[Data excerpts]

Segment Open

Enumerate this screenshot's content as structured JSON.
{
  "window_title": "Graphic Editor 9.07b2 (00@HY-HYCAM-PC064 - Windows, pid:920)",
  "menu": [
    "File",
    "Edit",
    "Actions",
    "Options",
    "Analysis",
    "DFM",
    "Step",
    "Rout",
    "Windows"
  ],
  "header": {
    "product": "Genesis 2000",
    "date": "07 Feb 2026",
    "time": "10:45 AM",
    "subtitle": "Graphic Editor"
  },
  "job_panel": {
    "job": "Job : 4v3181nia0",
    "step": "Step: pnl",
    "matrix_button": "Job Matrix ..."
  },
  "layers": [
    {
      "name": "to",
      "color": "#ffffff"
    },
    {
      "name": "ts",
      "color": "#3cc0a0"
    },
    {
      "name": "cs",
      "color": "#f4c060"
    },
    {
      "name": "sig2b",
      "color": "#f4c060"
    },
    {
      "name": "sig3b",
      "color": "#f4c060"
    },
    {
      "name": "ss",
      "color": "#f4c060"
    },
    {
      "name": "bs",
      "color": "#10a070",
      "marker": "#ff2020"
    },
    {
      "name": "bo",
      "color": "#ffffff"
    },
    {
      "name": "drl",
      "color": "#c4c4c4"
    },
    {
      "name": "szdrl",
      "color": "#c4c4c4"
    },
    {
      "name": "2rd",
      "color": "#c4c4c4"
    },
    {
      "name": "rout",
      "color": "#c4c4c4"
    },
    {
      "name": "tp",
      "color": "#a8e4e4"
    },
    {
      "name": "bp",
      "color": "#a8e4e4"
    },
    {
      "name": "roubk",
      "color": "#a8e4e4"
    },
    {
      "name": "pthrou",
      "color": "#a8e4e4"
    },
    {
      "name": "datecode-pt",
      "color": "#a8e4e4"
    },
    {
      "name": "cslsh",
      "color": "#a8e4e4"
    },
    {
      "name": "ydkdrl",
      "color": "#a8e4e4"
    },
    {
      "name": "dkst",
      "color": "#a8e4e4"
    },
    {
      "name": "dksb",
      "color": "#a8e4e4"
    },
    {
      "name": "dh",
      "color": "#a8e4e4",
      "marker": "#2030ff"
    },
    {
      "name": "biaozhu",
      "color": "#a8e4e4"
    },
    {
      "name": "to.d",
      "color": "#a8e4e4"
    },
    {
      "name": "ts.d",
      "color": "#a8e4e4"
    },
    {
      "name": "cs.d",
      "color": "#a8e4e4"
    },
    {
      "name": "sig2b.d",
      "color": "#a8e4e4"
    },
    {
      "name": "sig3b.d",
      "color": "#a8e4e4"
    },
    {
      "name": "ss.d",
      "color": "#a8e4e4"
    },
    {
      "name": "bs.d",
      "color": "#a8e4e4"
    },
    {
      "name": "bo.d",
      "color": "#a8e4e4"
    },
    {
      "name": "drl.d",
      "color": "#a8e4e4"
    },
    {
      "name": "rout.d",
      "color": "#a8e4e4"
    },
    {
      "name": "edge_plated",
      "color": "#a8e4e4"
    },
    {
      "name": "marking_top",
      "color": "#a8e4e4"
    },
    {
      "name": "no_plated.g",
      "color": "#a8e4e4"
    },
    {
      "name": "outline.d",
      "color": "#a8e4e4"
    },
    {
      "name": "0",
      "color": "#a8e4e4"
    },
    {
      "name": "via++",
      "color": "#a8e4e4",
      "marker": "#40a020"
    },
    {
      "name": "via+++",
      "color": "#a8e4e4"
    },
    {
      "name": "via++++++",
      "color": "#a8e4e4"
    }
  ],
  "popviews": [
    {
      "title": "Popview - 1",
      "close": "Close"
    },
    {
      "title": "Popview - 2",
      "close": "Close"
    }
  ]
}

Segment Closed

• Goal of the exercise:
Exact copies of all the records are required.

• Reply to the task:
Enumerate this screenshot's content as structured JSON.
{
  "window_title": "Graphic Editor 9.07b2 (00@HY-HYCAM-PC064 - Windows, pid:920)",
  "menu": [
    "File",
    "Edit",
    "Actions",
    "Options",
    "Analysis",
    "DFM",
    "Step",
    "Rout",
    "Windows"
  ],
  "header": {
    "product": "Genesis 2000",
    "date": "07 Feb 2026",
    "time": "10:45 AM",
    "subtitle": "Graphic Editor"
  },
  "job_panel": {
    "job": "Job : 4v3181nia0",
    "step": "Step: pnl",
    "matrix_button": "Job Matrix ..."
  },
  "layers": [
    {
      "name": "to",
      "color": "#ffffff"
    },
    {
      "name": "ts",
      "color": "#3cc0a0"
    },
    {
      "name": "cs",
      "color": "#f4c060"
    },
    {
      "name": "sig2b",
      "color": "#f4c060"
    },
    {
      "name": "sig3b",
      "color": "#f4c060"
    },
    {
      "name": "ss",
      "color": "#f4c060"
    },
    {
      "name": "bs",
      "color": "#10a070",
      "marker": "#ff2020"
    },
    {
      "name": "bo",
      "color": "#ffffff"
    },
    {
      "name": "drl",
      "color": "#c4c4c4"
    },
    {
      "name": "szdrl",
      "color": "#c4c4c4"
    },
    {
      "name": "2rd",
      "color": "#c4c4c4"
    },
    {
      "name": "rout",
      "color": "#c4c4c4"
    },
    {
      "name": "tp",
      "color": "#a8e4e4"
    },
    {
      "name": "bp",
      "color": "#a8e4e4"
    },
    {
      "name": "roubk",
      "color": "#a8e4e4"
    },
    {
      "name": "pthrou",
      "color": "#a8e4e4"
    },
    {
      "name": "datecode-pt",
      "color": "#a8e4e4"
    },
    {
      "name": "cslsh",
      "color": "#a8e4e4"
    },
    {
      "name": "ydkdrl",
      "color": "#a8e4e4"
    },
    {
      "name": "dkst",
      "color": "#a8e4e4"
    },
    {
      "name": "dksb",
      "color": "#a8e4e4"
    },
    {
      "name": "dh",
      "color": "#a8e4e4",
      "marker": "#2030ff"
    },
    {
      "name": "biaozhu",
      "color": "#a8e4e4"
    },
    {
      "name": "to.d",
      "color": "#a8e4e4"
    },
    {
      "name": "ts.d",
      "color": "#a8e4e4"
    },
    {
      "name": "cs.d",
      "color": "#a8e4e4"
    },
    {
      "name": "sig2b.d",
      "color": "#a8e4e4"
    },
    {
      "name": "sig3b.d",
      "color": "#a8e4e4"
    },
    {
      "name": "ss.d",
      "color": "#a8e4e4"
    },
    {
      "name": "bs.d",
      "color": "#a8e4e4"
    },
    {
      "name": "bo.d",
      "color": "#a8e4e4"
    },
    {
      "name": "drl.d",
      "color": "#a8e4e4"
    },
    {
      "name": "rout.d",
      "color": "#a8e4e4"
    },
    {
      "name": "edge_plated",
      "color": "#a8e4e4"
    },
    {
      "name": "marking_top",
      "color": "#a8e4e4"
    },
    {
      "name": "no_plated.g",
      "color": "#a8e4e4"
    },
    {
      "name": "outline.d",
      "color": "#a8e4e4"
    },
    {
      "name": "0",
      "color": "#a8e4e4"
    },
    {
      "name": "via++",
      "color": "#a8e4e4",
      "marker": "#40a020"
    },
    {
      "name": "via+++",
      "color": "#a8e4e4"
    },
    {
      "name": "via++++++",
      "color": "#a8e4e4"
    }
  ],
  "popviews": [
    {
      "title": "Popview - 1",
      "close": "Close"
    },
    {
      "title": "Popview - 2",
      "close": "Close"
    }
  ]
}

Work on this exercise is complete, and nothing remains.